(Description of the task)
Check each line below for the word "JSON" and give the number of lines that have it, nothing more.

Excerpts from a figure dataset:
________________________________________
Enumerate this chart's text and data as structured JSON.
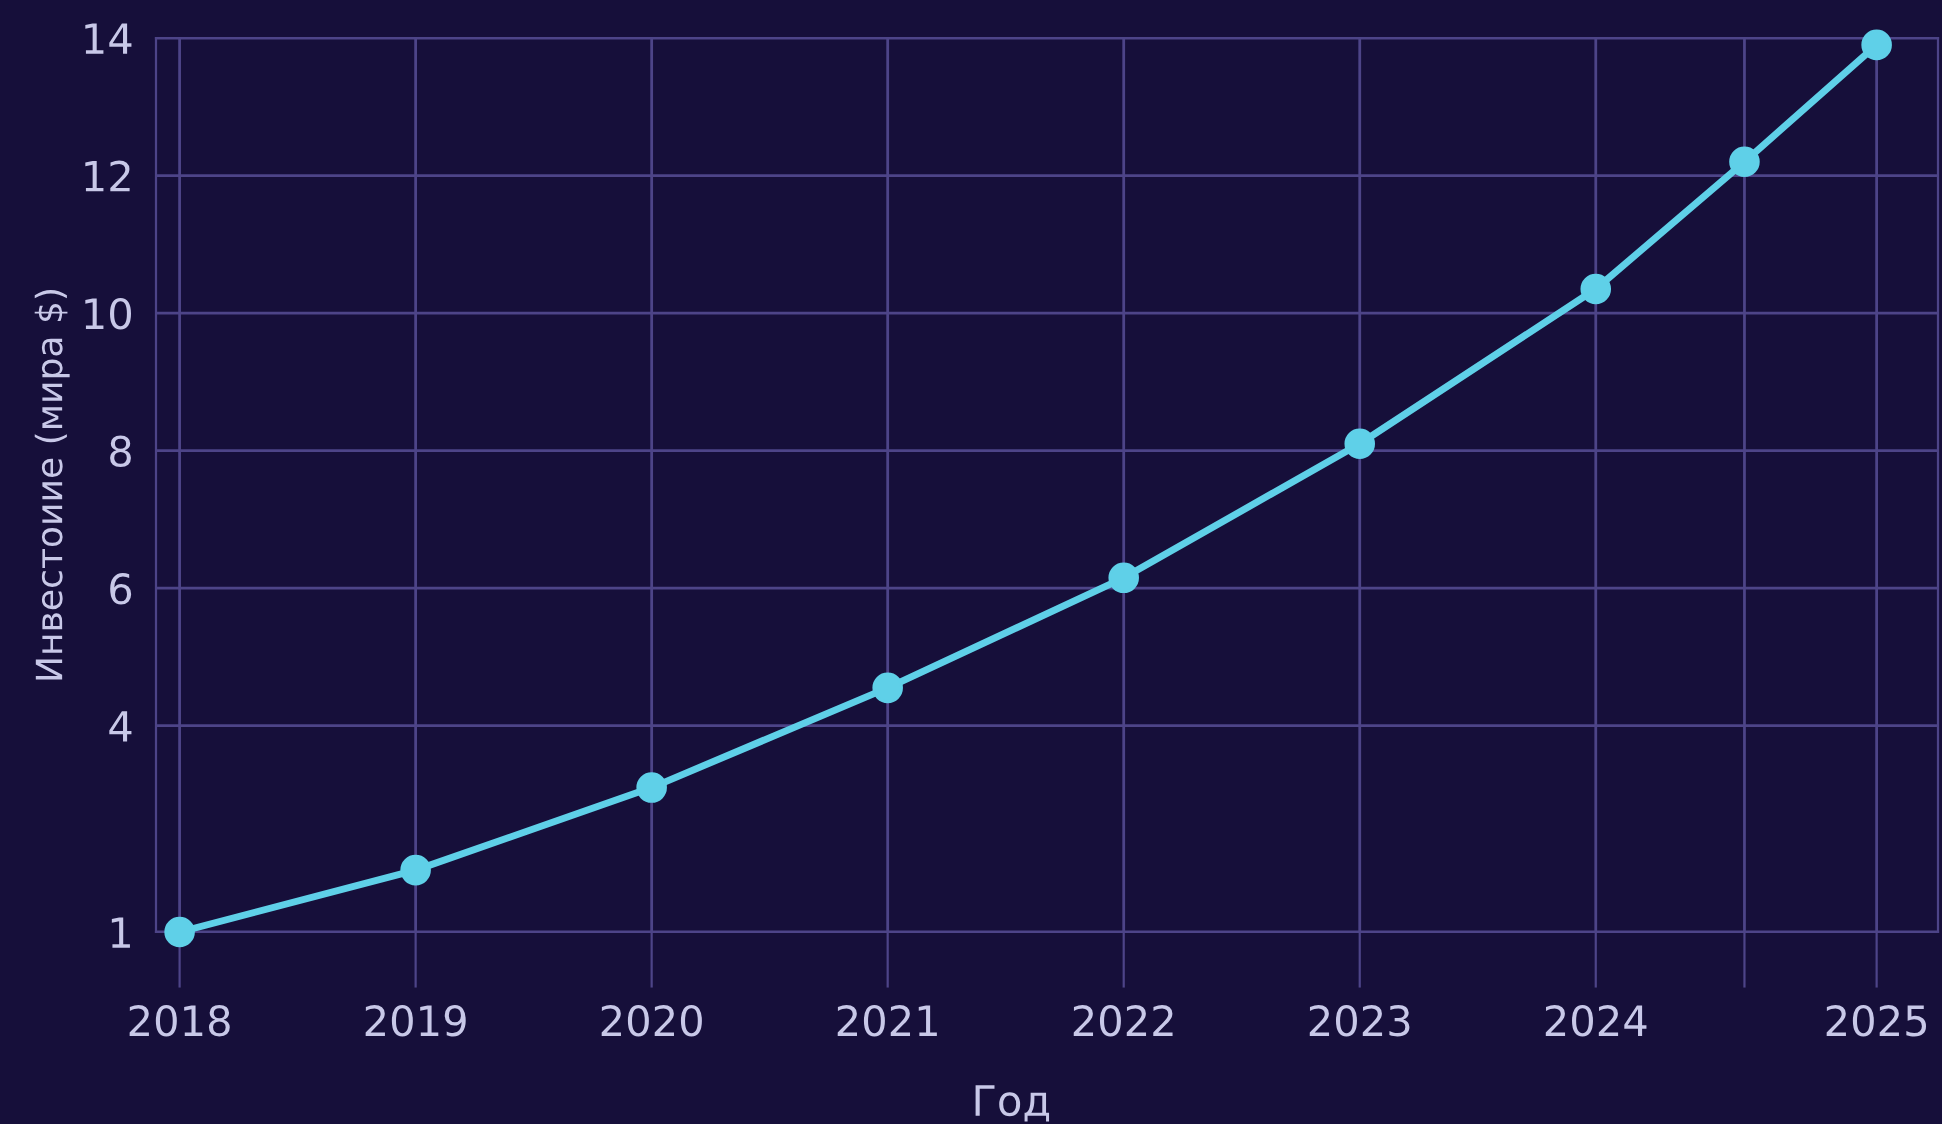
{
  "chart_data": {
    "type": "line",
    "xlabel": "Год",
    "ylabel": "Инвестоиие (мира $)",
    "x": [
      2018,
      2019,
      2020,
      2021,
      2022,
      2023,
      2024,
      2024.63,
      2025.19
    ],
    "series": [
      {
        "color": "#5fd0e8",
        "values": [
          1,
          1.9,
          3.1,
          4.55,
          6.15,
          8.1,
          10.35,
          12.2,
          13.9
        ]
      }
    ],
    "xlim": [
      2017.9,
      2025.45
    ],
    "xticks": [
      2018,
      2019,
      2020,
      2021,
      2022,
      2023,
      2024,
      {
        "value": 2024.63,
        "label": null
      },
      {
        "value": 2025.19,
        "label": "2025"
      }
    ],
    "ylim": [
      1,
      14
    ],
    "yticks": [
      1,
      4,
      6,
      8,
      10,
      12,
      14
    ],
    "grid": true,
    "marker": "circle",
    "line_style": "solid"
  }
}
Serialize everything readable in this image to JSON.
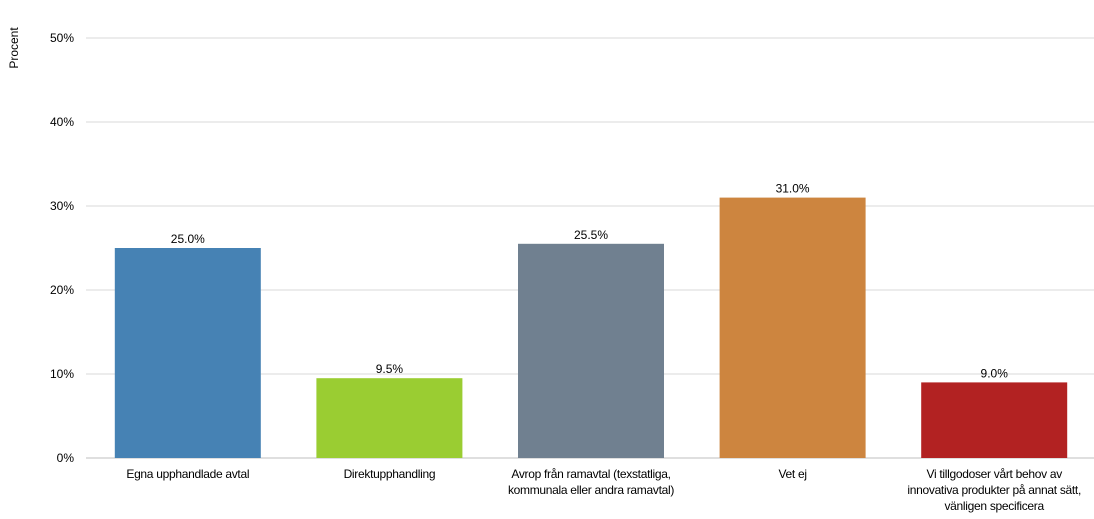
{
  "chart_data": {
    "type": "bar",
    "ylabel": "Procent",
    "ylim": [
      0,
      50
    ],
    "yticks": [
      "0%",
      "10%",
      "20%",
      "30%",
      "40%",
      "50%"
    ],
    "grid": true,
    "categories": [
      [
        "Egna upphandlade avtal"
      ],
      [
        "Direktupphandling"
      ],
      [
        "Avrop från ramavtal (texstatliga,",
        "kommunala eller andra ramavtal)"
      ],
      [
        "Vet ej"
      ],
      [
        "Vi tillgodoser vårt behov av",
        "innovativa produkter på annat sätt,",
        "vänligen specificera"
      ]
    ],
    "values": [
      25.0,
      9.5,
      25.5,
      31.0,
      9.0
    ],
    "data_labels": [
      "25.0%",
      "9.5%",
      "25.5%",
      "31.0%",
      "9.0%"
    ],
    "colors": [
      "#4682b4",
      "#9acd32",
      "#708090",
      "#cd853f",
      "#b22222"
    ]
  }
}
________________________________________
(Reply)
2